**EXERCISE BRIEF**: Using the listing below, please gather every line containing the word "modo".

(Data records)
========================================
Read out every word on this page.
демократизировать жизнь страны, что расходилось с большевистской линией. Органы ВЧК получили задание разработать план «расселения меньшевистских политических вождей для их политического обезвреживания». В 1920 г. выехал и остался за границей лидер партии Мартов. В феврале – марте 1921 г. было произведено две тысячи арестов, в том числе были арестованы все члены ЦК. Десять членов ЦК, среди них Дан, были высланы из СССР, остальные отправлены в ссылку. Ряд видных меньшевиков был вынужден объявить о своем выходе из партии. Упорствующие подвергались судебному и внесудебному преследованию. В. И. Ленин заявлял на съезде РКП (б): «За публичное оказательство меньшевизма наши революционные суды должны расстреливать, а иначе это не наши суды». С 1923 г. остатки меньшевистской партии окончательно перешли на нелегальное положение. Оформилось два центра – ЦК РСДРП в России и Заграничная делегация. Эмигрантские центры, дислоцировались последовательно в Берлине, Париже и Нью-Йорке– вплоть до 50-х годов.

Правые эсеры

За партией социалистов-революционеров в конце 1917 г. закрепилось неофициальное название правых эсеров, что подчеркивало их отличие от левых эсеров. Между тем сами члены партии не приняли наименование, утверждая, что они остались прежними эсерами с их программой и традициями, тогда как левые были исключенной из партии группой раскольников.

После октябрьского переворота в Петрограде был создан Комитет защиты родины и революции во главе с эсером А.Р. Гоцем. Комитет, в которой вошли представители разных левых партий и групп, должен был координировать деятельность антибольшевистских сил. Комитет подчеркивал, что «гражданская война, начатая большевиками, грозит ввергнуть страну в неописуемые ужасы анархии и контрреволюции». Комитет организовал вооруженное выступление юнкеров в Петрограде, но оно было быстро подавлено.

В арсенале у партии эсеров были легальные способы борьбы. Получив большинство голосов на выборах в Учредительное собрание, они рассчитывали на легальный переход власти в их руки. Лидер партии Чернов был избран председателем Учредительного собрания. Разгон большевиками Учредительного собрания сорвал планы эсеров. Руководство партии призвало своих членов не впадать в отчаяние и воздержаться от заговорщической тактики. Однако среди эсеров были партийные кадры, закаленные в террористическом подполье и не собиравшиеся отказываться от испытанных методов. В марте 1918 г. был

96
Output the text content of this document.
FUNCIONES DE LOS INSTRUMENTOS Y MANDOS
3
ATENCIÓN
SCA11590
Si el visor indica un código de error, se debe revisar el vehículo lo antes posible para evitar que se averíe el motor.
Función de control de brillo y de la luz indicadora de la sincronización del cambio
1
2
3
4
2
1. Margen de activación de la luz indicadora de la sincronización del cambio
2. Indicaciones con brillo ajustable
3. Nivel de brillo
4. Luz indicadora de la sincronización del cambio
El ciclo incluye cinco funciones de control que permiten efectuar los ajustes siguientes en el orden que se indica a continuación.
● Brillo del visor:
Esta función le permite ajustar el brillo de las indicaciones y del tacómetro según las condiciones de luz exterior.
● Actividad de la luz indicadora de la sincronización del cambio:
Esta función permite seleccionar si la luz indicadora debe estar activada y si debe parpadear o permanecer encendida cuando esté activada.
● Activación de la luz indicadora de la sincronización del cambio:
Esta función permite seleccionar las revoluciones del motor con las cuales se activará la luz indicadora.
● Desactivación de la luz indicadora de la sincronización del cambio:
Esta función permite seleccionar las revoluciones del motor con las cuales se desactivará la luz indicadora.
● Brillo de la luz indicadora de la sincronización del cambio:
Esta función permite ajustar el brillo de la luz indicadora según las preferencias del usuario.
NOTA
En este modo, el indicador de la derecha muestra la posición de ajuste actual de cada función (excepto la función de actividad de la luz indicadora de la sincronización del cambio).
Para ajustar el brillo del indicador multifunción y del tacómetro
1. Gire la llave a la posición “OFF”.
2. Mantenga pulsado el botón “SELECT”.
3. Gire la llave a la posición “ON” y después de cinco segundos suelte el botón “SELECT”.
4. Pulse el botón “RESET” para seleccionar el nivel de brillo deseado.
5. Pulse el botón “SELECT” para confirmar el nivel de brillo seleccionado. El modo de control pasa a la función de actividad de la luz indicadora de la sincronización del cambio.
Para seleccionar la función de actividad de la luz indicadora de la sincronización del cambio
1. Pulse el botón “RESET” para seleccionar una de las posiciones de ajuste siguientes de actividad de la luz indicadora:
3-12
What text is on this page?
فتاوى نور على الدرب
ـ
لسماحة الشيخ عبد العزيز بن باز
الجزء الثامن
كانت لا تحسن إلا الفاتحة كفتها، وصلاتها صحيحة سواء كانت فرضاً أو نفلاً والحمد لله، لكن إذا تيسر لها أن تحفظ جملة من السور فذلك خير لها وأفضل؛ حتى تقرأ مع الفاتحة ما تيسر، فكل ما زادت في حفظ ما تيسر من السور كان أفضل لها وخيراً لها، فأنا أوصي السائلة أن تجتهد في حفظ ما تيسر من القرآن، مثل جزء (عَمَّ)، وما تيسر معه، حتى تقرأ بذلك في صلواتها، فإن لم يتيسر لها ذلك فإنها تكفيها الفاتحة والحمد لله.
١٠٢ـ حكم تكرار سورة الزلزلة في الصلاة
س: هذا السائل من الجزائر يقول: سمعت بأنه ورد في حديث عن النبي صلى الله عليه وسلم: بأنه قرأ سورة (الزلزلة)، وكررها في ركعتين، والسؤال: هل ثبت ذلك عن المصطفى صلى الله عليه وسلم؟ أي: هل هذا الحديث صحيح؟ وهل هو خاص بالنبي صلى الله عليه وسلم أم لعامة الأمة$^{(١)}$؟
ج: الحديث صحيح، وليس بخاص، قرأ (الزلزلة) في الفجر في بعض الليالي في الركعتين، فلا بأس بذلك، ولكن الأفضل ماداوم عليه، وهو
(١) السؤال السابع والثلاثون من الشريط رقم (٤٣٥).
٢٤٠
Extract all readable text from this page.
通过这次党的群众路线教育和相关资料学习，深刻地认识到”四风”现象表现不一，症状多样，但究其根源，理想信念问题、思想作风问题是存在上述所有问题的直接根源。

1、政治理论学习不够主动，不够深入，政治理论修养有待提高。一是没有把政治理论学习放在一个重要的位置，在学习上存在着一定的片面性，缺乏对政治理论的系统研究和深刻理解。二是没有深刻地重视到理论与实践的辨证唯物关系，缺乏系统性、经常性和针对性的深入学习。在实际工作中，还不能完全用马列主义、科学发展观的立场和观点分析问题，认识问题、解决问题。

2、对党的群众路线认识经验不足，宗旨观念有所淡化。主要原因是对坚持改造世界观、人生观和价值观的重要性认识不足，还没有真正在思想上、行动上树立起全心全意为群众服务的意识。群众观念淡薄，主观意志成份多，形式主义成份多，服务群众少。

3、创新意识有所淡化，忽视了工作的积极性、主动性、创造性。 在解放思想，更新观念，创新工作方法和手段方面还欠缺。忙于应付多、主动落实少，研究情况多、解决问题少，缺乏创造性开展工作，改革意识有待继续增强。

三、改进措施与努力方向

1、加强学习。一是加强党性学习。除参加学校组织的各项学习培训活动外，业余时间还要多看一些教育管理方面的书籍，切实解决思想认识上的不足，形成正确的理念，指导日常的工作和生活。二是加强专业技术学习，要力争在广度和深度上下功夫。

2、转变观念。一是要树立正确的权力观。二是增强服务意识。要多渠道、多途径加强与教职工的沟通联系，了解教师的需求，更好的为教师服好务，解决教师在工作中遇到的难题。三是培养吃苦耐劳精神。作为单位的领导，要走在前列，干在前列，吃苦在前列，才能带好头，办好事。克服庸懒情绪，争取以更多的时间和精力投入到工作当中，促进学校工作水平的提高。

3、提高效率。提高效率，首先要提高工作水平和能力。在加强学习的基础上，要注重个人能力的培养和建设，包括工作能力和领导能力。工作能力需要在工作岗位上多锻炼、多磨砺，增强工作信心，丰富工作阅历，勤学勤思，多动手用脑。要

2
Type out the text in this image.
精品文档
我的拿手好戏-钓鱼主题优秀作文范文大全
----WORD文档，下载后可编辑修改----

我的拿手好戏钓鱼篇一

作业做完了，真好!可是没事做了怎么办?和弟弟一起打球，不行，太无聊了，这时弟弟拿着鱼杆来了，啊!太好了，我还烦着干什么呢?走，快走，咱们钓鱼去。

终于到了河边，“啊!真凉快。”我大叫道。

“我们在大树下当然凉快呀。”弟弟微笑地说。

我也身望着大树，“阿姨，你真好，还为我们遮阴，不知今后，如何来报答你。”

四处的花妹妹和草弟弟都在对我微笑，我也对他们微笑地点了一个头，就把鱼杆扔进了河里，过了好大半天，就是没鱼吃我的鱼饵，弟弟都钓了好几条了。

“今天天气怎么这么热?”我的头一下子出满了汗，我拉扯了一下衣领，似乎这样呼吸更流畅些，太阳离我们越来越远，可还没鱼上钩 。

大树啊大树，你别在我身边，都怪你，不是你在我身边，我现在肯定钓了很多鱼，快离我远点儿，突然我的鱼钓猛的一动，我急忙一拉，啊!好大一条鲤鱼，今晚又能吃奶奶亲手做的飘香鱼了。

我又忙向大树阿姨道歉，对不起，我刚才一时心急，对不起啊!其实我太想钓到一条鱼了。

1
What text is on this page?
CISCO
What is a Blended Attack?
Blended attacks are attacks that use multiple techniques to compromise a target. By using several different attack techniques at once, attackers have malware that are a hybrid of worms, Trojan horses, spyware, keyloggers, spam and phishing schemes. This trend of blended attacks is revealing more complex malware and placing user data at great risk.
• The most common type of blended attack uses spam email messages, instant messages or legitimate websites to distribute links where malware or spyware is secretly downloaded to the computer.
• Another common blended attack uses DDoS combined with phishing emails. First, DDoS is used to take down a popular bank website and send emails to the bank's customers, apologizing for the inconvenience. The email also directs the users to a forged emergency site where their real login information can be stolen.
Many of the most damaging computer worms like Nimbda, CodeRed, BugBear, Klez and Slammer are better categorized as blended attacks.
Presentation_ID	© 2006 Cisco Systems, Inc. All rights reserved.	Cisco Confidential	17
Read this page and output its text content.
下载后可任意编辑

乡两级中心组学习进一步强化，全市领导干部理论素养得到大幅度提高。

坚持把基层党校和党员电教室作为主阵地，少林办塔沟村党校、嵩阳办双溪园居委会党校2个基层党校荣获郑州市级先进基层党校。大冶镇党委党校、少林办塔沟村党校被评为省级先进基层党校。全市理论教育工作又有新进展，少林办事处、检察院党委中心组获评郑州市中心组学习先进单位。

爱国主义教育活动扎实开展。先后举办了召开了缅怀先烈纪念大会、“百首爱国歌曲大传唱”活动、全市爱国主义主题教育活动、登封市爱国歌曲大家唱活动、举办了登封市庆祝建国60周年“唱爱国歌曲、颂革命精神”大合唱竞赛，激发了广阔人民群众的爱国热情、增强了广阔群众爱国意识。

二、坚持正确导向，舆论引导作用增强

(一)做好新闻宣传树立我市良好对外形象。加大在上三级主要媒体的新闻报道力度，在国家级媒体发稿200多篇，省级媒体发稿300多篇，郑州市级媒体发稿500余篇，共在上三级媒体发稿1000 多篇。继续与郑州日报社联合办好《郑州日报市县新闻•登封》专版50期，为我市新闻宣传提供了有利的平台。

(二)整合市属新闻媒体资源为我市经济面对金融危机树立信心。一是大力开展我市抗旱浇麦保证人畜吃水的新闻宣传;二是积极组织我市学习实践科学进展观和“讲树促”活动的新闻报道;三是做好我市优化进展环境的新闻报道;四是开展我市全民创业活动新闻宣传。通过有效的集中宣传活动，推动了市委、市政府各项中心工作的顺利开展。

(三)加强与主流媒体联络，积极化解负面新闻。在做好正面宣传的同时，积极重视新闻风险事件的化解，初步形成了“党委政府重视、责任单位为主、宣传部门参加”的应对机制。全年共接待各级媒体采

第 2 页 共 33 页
========================================
**OUTPUT**:
En este modo, el indicador de la derecha muestra la posición de ajuste actual de cada función (excepto la función de actividad de la luz indicadora de la sincronización del cambio).
5. Pulse el botón “SELECT” para confirmar el nivel de brillo seleccionado. El modo de control pasa a la función de actividad de la luz indicadora de la sincronización del cambio.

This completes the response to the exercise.